Required task:
Take the line that has "Output a JSON" in it and every line after it to the end of the entries, and reproduce them exactly.
..........
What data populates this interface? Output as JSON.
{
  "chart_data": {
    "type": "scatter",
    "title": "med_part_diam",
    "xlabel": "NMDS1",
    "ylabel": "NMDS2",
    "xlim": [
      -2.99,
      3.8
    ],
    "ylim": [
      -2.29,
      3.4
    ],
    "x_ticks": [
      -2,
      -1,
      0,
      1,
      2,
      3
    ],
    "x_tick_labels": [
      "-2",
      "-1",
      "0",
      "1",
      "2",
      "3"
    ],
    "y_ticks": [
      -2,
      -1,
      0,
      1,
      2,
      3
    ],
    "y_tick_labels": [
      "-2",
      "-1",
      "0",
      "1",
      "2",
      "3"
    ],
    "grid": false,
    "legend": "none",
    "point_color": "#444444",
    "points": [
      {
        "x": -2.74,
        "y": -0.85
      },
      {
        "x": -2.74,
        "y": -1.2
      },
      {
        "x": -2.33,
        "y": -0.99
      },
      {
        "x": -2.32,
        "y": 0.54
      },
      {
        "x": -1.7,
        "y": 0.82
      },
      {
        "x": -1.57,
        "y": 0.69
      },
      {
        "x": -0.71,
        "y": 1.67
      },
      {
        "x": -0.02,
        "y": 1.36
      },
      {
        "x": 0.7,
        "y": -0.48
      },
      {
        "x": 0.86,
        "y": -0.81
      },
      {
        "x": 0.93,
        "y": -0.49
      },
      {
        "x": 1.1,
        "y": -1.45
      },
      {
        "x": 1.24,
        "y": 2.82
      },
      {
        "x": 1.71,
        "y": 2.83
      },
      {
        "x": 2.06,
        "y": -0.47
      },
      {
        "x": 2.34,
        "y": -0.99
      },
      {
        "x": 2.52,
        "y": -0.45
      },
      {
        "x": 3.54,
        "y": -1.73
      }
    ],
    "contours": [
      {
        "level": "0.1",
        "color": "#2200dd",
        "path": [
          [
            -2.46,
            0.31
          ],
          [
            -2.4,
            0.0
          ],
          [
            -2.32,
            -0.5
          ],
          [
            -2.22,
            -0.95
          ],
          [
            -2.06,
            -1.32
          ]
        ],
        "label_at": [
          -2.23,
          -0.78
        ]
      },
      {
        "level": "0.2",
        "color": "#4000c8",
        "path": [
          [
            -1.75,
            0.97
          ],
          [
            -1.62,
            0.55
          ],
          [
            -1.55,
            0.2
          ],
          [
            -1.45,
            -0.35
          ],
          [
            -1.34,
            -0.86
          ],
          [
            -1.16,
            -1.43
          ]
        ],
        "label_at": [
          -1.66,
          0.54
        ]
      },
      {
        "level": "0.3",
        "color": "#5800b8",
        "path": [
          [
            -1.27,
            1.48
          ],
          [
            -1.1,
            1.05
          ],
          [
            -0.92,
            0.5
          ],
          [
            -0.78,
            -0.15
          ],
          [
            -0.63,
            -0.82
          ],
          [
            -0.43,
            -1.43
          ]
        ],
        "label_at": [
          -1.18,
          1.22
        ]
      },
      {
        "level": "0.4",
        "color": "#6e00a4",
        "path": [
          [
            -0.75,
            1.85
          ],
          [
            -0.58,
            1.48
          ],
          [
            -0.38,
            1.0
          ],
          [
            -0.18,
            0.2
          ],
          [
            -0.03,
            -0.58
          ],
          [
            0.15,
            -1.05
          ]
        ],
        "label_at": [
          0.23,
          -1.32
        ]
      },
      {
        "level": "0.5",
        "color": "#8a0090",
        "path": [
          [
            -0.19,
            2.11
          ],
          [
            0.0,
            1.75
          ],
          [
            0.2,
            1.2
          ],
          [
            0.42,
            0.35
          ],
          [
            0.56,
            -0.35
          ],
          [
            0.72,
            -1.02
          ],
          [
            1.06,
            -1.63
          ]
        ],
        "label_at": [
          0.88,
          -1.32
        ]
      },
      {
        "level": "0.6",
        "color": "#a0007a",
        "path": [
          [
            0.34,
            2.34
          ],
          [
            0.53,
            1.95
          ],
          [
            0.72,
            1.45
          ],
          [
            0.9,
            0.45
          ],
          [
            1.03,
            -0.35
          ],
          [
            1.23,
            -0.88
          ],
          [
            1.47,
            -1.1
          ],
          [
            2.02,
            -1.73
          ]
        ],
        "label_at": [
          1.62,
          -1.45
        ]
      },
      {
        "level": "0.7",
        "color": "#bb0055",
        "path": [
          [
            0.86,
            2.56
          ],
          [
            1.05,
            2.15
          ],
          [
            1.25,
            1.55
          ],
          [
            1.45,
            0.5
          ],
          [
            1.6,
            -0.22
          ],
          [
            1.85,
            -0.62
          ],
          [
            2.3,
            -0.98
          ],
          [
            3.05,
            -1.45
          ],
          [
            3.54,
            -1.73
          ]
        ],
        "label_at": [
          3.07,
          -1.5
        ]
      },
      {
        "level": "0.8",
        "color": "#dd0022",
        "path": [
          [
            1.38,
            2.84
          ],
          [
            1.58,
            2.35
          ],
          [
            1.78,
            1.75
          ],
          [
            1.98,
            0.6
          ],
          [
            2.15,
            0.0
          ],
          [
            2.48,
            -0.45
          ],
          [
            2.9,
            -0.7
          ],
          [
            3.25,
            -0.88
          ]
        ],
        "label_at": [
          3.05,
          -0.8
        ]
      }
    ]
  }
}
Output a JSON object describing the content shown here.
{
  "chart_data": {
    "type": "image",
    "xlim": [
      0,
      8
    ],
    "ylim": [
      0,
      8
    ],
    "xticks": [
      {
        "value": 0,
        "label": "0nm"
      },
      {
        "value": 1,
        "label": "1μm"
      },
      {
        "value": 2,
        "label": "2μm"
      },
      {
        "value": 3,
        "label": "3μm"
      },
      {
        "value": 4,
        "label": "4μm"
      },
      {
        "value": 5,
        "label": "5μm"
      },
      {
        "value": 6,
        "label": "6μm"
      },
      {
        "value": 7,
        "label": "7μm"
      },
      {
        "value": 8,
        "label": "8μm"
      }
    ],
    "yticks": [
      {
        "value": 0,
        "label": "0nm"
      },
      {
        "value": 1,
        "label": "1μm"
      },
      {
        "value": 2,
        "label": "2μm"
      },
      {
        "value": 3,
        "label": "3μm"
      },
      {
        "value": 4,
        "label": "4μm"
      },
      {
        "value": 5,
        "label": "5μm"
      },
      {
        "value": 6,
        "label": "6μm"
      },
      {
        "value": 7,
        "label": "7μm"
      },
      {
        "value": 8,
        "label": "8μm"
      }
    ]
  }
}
..........
Solution:
Output a JSON object describing the content shown here.
{
  "chart_data": {
    "type": "image",
    "xlim": [
      0,
      8
    ],
    "ylim": [
      0,
      8
    ],
    "xticks": [
      {
        "value": 0,
        "label": "0nm"
      },
      {
        "value": 1,
        "label": "1μm"
      },
      {
        "value": 2,
        "label": "2μm"
      },
      {
        "value": 3,
        "label": "3μm"
      },
      {
        "value": 4,
        "label": "4μm"
      },
      {
        "value": 5,
        "label": "5μm"
      },
      {
        "value": 6,
        "label": "6μm"
      },
      {
        "value": 7,
        "label": "7μm"
      },
      {
        "value": 8,
        "label": "8μm"
      }
    ],
    "yticks": [
      {
        "value": 0,
        "label": "0nm"
      },
      {
        "value": 1,
        "label": "1μm"
      },
      {
        "value": 2,
        "label": "2μm"
      },
      {
        "value": 3,
        "label": "3μm"
      },
      {
        "value": 4,
        "label": "4μm"
      },
      {
        "value": 5,
        "label": "5μm"
      },
      {
        "value": 6,
        "label": "6μm"
      },
      {
        "value": 7,
        "label": "7μm"
      },
      {
        "value": 8,
        "label": "8μm"
      }
    ]
  }
}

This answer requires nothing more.